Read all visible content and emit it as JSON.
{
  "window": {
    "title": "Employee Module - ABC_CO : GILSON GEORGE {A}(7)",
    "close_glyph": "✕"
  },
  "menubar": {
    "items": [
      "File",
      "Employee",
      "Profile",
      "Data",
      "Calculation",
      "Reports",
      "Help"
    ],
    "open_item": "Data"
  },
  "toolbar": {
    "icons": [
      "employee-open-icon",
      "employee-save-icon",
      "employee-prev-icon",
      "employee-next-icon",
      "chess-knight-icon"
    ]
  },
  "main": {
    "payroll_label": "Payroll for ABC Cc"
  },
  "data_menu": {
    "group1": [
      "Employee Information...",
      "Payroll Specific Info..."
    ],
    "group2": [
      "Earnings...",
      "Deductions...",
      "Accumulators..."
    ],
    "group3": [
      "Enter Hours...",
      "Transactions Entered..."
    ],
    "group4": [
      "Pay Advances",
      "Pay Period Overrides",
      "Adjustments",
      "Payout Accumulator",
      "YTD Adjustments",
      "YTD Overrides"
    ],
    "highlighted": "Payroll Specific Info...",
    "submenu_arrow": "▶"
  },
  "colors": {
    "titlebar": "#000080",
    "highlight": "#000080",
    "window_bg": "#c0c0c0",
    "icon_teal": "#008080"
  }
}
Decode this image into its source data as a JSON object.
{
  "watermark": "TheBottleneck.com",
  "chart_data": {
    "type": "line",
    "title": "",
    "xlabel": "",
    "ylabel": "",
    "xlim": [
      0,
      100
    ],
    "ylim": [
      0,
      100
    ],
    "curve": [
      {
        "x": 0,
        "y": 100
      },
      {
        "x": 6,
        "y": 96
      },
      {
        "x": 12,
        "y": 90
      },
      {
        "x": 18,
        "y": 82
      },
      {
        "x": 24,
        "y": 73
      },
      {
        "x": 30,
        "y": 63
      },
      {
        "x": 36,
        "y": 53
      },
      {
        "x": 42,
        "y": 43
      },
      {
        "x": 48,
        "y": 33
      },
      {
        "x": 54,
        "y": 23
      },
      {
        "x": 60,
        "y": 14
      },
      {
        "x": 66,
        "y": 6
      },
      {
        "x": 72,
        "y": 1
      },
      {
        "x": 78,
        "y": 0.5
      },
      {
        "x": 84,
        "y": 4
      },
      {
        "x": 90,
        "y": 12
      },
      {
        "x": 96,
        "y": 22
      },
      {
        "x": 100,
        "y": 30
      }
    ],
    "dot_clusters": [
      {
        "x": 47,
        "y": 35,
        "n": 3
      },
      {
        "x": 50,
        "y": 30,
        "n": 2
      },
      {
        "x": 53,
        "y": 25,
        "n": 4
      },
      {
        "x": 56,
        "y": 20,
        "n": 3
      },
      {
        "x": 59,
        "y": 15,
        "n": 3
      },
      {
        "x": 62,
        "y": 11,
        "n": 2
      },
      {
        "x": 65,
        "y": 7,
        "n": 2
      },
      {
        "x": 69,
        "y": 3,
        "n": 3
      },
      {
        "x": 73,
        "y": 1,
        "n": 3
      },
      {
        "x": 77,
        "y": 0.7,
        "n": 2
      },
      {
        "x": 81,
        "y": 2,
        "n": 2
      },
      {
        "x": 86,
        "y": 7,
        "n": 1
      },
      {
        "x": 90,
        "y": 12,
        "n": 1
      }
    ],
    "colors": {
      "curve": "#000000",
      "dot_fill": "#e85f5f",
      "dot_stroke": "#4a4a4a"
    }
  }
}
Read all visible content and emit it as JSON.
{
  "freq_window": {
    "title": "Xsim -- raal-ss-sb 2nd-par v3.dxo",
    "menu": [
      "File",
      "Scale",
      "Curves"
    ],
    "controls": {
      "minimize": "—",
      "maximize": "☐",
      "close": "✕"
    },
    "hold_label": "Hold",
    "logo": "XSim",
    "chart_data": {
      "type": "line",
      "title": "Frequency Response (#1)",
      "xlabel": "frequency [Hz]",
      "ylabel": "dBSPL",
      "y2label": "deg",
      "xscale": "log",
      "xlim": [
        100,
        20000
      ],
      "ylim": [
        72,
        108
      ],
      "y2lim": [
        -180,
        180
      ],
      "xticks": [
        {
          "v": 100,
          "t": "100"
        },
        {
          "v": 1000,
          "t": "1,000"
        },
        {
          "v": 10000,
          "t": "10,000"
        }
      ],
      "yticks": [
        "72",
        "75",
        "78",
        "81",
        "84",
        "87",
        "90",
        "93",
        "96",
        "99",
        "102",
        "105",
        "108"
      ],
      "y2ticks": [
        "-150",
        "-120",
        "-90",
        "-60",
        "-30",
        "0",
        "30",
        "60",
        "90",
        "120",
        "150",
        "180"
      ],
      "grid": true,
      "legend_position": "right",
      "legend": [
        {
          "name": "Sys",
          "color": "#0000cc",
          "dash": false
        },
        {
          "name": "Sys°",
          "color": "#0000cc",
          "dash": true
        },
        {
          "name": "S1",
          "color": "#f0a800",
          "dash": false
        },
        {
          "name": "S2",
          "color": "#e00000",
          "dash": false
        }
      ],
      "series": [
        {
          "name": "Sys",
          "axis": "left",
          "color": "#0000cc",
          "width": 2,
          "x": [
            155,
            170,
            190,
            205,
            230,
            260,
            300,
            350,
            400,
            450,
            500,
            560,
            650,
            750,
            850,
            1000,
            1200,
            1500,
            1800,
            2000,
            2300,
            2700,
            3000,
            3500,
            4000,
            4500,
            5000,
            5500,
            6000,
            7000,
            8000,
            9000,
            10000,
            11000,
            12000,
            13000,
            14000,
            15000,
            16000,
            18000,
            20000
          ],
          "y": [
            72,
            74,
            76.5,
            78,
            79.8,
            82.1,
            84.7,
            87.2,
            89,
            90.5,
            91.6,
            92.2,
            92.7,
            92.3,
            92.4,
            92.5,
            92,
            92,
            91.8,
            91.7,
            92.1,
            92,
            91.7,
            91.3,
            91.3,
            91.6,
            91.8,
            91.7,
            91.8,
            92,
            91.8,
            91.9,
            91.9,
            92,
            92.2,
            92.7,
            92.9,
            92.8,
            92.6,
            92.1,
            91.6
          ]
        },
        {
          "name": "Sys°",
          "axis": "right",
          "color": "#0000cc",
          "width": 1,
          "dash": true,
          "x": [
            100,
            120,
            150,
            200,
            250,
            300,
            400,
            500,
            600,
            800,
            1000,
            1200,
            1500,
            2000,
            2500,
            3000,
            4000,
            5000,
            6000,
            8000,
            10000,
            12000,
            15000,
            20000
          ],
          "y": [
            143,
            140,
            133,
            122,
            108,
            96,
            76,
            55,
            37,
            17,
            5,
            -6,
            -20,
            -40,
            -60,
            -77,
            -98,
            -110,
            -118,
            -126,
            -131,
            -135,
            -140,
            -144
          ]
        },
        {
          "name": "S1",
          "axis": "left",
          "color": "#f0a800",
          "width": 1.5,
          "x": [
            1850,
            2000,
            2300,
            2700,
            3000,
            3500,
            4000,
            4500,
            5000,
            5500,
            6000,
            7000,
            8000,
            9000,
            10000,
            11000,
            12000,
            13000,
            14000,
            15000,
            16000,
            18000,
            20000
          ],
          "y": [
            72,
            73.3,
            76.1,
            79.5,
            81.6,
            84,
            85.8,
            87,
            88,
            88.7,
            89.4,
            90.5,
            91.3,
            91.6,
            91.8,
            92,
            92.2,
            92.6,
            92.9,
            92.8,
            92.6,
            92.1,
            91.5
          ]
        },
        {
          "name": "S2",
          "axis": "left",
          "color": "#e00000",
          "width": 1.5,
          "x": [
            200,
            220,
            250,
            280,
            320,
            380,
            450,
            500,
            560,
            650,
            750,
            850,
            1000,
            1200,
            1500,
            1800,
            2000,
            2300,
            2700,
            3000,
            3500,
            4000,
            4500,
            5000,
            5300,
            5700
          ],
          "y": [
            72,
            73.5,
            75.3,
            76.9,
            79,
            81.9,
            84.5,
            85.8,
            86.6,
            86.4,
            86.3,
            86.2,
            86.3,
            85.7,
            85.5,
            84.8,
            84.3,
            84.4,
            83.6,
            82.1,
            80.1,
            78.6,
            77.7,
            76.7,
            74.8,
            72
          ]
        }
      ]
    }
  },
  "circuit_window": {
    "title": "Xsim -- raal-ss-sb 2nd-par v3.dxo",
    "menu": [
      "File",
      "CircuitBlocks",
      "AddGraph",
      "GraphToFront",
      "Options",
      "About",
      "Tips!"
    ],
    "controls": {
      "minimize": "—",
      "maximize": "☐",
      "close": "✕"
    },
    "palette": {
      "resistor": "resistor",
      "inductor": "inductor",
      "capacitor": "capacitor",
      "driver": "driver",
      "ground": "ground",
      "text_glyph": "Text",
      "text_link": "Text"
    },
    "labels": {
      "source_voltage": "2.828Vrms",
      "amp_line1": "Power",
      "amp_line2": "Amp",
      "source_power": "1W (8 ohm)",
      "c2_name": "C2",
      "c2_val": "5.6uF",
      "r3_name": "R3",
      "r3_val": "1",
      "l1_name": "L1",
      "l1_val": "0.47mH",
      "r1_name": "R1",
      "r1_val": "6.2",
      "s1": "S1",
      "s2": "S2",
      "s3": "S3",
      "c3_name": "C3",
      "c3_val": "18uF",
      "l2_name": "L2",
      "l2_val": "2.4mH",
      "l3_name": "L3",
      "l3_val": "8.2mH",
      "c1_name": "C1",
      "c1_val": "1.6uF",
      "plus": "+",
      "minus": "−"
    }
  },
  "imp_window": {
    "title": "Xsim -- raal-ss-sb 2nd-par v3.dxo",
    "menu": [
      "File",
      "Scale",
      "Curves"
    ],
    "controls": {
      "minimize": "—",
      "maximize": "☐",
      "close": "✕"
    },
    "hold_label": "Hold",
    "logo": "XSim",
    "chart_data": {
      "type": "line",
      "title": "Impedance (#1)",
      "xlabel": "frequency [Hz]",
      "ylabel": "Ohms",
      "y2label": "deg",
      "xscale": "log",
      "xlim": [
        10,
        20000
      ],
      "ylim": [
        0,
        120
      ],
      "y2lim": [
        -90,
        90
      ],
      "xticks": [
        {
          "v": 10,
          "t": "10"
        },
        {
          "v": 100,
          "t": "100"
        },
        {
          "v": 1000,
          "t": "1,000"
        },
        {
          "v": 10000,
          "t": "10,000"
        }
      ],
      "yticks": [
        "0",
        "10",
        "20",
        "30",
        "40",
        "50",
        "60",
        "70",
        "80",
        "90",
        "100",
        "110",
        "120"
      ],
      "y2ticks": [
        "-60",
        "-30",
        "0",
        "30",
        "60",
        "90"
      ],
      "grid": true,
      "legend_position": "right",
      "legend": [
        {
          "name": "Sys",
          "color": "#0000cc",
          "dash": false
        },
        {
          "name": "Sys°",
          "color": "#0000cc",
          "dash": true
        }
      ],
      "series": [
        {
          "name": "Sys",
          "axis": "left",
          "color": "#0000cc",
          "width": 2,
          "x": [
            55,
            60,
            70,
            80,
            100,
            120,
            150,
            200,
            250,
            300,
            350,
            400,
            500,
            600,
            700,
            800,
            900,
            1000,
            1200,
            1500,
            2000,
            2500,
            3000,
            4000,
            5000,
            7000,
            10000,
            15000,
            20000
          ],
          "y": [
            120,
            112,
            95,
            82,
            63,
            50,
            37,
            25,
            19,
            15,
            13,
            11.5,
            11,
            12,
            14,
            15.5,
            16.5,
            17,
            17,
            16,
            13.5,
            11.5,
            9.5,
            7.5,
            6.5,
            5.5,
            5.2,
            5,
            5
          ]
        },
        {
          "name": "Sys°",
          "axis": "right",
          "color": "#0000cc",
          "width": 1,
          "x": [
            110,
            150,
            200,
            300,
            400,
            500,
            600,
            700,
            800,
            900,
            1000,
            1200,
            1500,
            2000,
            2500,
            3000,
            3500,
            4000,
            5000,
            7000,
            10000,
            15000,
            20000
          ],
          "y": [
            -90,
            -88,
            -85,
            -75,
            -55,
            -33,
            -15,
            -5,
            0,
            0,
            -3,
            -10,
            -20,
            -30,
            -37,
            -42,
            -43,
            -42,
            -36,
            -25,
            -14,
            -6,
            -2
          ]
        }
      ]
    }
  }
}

* * * * *

§ WHAT IS REQUIRED
Tell how many lines of the records above hold the string "Overrides". Give no other text.

§ THE RESPONSE
2